> _SUPPLIED PASSAGE_:
────────────────────

Ok, so in the future, Elon Musk’s math turned out to be wrong. No, we don’t live in a Virtual Reality simulation. Turns out, however dull and tragic it might seem, this world is our actual base reality. Boring, I know. However what his math did prove was that otherwise smart people who are exposed even to old, crappy pseudo-VR, like you have today, almost immediately start to question their base reality for no other apparent reason. Not surprisingly this turned out to be equally true of 15-year-old boys who watched “The Matrix”. Go figure.
That said when we extended Musk’s math even further, it also proved that we will eventually learn to travel back in time, and that time travelers are therefore among us. Something I didn’t believe until it happened to me.
Anyway, before we get into what made VR entertainment awesome in the future, I feel like I need to explain what VR wasn’t, because in your time a lot of you are still confused about that.
VR Wasn’t On Your Phone
Listening to the press in your time you might imagine that VR is on your phone. That as early as next year you will be able to “put awesome VR in your pocket”. …Really? Could someone at Wired please define the word “awesome”? I mean, because I just used that word, and the way you’re using it so wasn’t what I meant.
Today, filmmakers, technologists and, naturally, pornographers are breathlessly diving into this idea (prematurely), pitching and signing VR content deals to produce some of the world’s first so-called “VR films”.
So let’s cut to the chase.
In the future VR was not about turning your head to look a different direction.
Yeah, that didn’t turn out to be it at all. Totally wrong. Yet somehow an entire industry seems to have confused this point. In fact, turning your head during a linear movie appears to be the entirety of what many otherwise smart people mean when they say “VR” in your time. Didn’t the fact that Google made theirs out of cardboard indicate anything to you?
Didn’t the fact that Google made theirs out of cardboard indicate anything to you?

────────────────────

> _PROBLEM SET_:
- A) Write out the VR passage word for word, beginning at the words "That said when" and stopping after "happened to me.".
- B) Translate this sentence from the VR passage into Spanish: "In the future VR was not about turning your head to look a different direction."
- C) Continue the VR passage, picking up right after its final sentence.

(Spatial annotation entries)
────────────────────

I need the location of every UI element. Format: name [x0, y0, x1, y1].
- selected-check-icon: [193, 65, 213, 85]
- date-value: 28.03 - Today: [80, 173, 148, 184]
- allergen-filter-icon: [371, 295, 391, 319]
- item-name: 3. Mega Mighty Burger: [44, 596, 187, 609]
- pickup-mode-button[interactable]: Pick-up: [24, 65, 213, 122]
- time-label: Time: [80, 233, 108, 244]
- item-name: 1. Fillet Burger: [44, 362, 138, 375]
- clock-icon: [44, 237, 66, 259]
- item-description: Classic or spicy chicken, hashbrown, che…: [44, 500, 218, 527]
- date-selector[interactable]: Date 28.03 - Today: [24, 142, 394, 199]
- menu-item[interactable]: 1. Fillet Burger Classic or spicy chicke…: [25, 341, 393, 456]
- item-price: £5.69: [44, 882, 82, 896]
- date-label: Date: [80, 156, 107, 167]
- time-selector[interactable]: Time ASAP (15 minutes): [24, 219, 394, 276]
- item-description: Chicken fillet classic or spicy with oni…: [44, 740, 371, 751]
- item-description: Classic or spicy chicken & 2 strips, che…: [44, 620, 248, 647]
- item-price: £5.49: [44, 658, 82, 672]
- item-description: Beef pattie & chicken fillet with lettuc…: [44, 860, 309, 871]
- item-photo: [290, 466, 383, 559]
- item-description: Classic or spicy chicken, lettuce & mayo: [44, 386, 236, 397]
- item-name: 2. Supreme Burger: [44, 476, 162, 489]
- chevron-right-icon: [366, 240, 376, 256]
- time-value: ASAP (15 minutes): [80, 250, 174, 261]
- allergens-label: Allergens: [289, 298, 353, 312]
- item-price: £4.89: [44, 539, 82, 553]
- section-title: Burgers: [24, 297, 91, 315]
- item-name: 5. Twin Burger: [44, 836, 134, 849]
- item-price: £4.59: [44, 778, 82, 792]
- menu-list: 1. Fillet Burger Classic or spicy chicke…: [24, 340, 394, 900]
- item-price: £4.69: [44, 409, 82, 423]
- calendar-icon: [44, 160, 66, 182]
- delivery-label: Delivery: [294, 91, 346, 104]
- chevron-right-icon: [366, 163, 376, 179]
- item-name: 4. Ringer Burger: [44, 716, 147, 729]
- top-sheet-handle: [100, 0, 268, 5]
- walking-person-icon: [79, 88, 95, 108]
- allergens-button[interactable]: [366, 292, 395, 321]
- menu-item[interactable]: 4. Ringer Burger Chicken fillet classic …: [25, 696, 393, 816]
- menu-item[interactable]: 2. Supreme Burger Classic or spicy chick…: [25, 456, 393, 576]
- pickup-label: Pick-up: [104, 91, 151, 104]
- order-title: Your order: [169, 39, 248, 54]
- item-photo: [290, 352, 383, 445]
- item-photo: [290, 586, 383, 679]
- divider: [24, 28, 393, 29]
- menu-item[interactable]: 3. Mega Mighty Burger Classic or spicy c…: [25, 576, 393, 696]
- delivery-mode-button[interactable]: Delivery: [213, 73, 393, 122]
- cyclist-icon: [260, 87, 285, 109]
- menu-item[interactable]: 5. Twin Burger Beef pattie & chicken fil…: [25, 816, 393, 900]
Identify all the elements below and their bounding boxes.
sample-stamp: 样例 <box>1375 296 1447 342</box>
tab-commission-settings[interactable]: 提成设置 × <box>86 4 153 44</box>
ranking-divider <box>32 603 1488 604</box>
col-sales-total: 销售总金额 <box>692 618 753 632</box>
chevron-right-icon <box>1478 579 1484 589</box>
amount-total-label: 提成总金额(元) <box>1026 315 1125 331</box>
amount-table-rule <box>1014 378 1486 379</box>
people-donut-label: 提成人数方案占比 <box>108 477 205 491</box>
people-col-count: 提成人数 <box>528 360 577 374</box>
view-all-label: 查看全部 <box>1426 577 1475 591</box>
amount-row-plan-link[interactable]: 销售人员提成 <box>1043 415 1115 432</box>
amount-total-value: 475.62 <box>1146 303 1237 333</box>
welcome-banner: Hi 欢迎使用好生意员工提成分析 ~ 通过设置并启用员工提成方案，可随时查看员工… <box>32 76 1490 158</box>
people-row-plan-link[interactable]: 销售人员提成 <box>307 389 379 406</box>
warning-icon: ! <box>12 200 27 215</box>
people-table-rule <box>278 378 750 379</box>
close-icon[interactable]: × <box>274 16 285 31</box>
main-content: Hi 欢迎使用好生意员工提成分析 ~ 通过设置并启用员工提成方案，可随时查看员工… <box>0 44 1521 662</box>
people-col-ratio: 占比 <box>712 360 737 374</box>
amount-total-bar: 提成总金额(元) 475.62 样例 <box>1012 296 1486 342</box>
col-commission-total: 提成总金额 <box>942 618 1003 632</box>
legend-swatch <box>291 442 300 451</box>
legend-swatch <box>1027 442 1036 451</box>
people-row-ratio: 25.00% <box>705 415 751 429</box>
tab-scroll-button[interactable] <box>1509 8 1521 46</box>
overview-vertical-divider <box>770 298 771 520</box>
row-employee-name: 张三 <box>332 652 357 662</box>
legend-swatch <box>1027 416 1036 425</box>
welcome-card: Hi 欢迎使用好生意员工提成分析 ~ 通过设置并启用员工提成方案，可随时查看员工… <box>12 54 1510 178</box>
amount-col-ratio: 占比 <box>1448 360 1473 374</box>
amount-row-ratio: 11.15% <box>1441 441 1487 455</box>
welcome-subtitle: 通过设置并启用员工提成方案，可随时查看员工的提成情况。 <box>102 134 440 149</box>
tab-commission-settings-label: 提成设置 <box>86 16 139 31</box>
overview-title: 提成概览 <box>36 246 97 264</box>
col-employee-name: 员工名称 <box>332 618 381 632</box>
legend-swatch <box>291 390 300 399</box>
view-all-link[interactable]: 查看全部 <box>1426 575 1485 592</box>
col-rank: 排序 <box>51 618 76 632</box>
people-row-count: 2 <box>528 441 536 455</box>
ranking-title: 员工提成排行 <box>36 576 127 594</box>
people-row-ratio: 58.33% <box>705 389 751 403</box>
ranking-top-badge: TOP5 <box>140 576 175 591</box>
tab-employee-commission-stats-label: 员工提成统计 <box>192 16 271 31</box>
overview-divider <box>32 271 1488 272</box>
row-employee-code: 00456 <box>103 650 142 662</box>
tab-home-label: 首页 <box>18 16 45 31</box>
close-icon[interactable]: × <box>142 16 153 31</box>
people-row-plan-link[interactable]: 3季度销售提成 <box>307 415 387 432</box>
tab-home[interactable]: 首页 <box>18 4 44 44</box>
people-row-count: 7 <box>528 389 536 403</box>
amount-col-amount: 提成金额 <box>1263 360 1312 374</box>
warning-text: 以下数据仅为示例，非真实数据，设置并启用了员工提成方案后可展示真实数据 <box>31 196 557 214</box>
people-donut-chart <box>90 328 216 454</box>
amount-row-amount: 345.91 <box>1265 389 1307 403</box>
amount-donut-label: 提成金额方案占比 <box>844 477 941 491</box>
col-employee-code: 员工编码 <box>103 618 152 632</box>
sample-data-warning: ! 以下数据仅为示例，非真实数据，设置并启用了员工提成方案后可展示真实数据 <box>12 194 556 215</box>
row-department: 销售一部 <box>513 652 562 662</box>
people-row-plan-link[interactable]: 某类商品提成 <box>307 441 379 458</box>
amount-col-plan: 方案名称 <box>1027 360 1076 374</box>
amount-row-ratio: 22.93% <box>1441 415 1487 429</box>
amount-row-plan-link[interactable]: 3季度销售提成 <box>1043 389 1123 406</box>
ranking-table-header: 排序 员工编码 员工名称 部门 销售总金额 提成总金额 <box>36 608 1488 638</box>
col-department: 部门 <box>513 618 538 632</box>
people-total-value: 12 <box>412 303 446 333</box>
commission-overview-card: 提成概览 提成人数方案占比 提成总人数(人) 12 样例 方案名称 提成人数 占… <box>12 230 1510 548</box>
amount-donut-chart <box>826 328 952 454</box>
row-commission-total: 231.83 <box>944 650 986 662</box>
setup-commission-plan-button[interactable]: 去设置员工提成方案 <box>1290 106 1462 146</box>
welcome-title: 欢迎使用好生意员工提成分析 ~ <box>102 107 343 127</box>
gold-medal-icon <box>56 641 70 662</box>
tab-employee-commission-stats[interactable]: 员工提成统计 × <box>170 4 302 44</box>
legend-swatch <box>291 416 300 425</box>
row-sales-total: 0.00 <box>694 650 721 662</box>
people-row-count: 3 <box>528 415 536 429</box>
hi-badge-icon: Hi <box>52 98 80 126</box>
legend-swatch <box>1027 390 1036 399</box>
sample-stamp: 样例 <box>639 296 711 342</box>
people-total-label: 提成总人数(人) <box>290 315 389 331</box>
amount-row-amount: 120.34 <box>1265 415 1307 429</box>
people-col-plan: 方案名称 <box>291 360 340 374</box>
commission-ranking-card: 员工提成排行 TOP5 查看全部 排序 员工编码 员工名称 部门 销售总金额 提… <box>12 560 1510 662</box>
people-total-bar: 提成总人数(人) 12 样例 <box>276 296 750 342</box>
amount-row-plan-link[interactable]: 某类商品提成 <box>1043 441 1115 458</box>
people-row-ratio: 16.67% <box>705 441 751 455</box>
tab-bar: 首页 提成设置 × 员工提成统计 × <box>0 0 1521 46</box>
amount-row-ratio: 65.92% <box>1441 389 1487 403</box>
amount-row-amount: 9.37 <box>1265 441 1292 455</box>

────────────────────

> _THE REPLIES_:
- A)
That said when we extended Musk’s math even further, it also proved that we will eventually learn to travel back in time, and that time travelers are therefore among us. Something I didn’t believe until it happened to me.

- B) En el futuro, la VR no consistía en girar la cabeza para mirar en otra dirección.

- C)
360 wasn’t VR any more than a 4-year-old’s crayon-drawn flip book is a summer blockbuster.
Anyway, despite the efforts of some over-eager filmmakers who really tried making movies where turning your head was, like, a “thing”, you thankfully moved past that phase pretty quickly.
If you are one of those guys considering making one of those linear, head-turny VR movies, you could save yourself a lot of professional embarrassment and personal disappointment and just not do that instead. Strongly recommended.
I further find it fascinating that the same people who kicked and screamed before admitting that wearing Google Glass made you look like a complete dork, are now honking the same ain’t-it-cool clown horns all over again with VR on your phone.
I get it. I know. You can’t wait to be special, little, cyber-cool, robot-hacker adventure guys. That’s still a cool thing in your time, right? A hoodie, a laptop, Christian Slater, and you, with a shoebox strapped to your face, waving your arms like an idiot catching invisible unicorn butterflies.
I get it. Yeah, you’re right, you’re really cool when you do that in public.
Augmented Reality’s Achilles Heel
“Oh, but I am fully aware that so-called VR on your phone is kind of stupid,” you say. “I’m on the cutting edge. That’s why my eye is on Light Field-based Augmented Reality.”
Right. Augmented Reality, or “blended reality”, or “mixed reality”, or good lord, whatever the hell Reality you’re calling it now – it’s all the same thing; why do you keep renaming things that have perfectly good names?
Augmented reality wasn’t an entertainment game-changer either. And this goes against everything you are reading in the press in your time. Most Augmented Reality evangelists are super excited about how AR is a, or maybe even the, medium for entertainment in the future.
So here’s the deal, in the future, AR was to digital entertainment what Sushi is to fine cuisine. Some of it is really good, but the vast majority of fine cuisine doesn’t involve uncooked fish.
In the future, AR was to digital entertainment what Sushi is to fine cuisine. Some of it is really good, but the vast majority of fine cuisine doesn’t involve uncooked fish.
Due to the medium’s definitive limitations in the face of the massively expansive domain of entertainment, AR occupied a very narrow slice of the experience pie. It was no more the medium for entertainment in the future than mobile phones are today. You know, hindsight being 20/20.
I admit however, that AR appears to demo very well. About as well as any spanking new special effect technique from Hollywood. Bearded tech bloggers with their geek chic but mostly geek glasses are giddy and excited about the promise of this medium, thrilling and editorially gasping at seeing jellyfish near a ceiling or C-3PO standing behind someone’s desk. And it is kind of cool in a way, because in your time you have never seen that before. As a visual effect (which is all it is), it probably seems like magic. But if you’ve therefor proclaimed AR as “the future of entertainment”, well, you’re missing a really crippling something:
You’re in your room.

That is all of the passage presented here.